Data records
------------------------------------
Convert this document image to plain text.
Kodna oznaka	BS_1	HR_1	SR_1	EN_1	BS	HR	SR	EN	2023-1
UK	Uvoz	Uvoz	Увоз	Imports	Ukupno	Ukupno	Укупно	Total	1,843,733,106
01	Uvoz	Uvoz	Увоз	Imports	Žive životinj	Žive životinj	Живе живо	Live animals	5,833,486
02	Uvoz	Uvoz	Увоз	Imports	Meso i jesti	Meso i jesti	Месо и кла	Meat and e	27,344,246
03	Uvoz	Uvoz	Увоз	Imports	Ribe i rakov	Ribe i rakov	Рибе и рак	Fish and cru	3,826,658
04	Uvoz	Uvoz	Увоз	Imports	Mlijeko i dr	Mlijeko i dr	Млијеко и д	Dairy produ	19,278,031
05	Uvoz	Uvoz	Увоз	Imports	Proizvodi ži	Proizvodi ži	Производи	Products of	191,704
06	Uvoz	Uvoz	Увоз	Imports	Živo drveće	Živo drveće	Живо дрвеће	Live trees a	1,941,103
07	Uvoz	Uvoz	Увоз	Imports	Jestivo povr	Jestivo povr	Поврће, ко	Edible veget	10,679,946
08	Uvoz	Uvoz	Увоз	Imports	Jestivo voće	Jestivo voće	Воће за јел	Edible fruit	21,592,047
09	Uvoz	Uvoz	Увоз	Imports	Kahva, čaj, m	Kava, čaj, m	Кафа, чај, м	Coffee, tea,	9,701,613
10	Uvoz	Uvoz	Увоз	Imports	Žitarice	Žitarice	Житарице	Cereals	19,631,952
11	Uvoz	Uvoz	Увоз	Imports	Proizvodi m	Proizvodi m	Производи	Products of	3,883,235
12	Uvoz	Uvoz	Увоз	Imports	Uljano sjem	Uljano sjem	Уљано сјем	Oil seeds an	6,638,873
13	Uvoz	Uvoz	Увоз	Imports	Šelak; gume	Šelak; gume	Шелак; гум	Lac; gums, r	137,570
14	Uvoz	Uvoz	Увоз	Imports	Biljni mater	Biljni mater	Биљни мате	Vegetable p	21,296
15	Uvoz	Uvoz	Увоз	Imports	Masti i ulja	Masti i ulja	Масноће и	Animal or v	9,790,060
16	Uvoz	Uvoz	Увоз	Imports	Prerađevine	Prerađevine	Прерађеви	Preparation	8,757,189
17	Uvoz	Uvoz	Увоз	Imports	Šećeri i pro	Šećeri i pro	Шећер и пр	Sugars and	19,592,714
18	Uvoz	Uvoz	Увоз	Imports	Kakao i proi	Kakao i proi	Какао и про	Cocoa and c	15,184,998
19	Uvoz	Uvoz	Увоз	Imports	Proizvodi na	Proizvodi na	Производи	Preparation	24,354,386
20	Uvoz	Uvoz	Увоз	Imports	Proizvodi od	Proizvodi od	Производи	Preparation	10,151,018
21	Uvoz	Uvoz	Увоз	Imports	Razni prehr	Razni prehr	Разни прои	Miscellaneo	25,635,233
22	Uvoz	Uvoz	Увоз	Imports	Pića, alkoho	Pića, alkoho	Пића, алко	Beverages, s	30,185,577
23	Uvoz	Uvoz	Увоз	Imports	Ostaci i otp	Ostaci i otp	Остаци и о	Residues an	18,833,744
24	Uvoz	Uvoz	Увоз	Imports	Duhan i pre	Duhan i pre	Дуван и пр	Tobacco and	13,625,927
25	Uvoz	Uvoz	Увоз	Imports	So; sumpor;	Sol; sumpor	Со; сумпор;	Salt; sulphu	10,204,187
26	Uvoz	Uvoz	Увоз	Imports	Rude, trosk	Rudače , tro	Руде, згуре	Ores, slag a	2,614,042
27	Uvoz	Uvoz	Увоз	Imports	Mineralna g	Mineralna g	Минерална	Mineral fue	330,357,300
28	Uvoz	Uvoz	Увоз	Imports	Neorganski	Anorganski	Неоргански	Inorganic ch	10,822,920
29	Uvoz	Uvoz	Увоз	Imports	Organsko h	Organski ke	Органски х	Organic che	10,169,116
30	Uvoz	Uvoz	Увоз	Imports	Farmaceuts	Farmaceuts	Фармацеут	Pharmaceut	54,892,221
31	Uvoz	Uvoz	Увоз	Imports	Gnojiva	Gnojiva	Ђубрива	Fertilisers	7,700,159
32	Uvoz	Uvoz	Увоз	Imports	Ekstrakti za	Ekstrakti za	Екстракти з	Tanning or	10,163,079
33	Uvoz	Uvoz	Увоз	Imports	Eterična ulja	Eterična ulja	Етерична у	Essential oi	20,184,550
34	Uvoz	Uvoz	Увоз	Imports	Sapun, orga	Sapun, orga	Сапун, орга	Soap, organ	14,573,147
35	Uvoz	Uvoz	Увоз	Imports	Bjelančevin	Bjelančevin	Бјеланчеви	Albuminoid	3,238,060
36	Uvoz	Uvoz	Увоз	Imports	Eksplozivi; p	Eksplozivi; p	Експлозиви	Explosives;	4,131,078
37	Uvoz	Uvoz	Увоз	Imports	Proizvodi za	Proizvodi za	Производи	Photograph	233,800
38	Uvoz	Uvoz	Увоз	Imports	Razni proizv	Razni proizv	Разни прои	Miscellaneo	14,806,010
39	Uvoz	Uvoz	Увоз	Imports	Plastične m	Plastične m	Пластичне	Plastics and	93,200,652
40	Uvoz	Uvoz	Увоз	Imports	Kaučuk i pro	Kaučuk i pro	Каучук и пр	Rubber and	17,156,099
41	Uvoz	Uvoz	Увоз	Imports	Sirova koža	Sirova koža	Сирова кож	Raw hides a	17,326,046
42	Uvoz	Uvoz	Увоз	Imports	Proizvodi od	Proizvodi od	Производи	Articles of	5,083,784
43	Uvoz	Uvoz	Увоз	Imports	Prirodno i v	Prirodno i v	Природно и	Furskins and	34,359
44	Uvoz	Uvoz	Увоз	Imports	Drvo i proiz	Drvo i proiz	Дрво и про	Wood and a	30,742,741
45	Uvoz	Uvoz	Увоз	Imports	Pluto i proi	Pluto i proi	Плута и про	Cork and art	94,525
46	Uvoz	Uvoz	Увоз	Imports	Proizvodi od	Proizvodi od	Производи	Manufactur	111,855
------------------------------------
* DIRECTIONS
Of the lines in this material, state how many hold the string "Razni". Write no other words.

* WRITTEN SOLUTION
2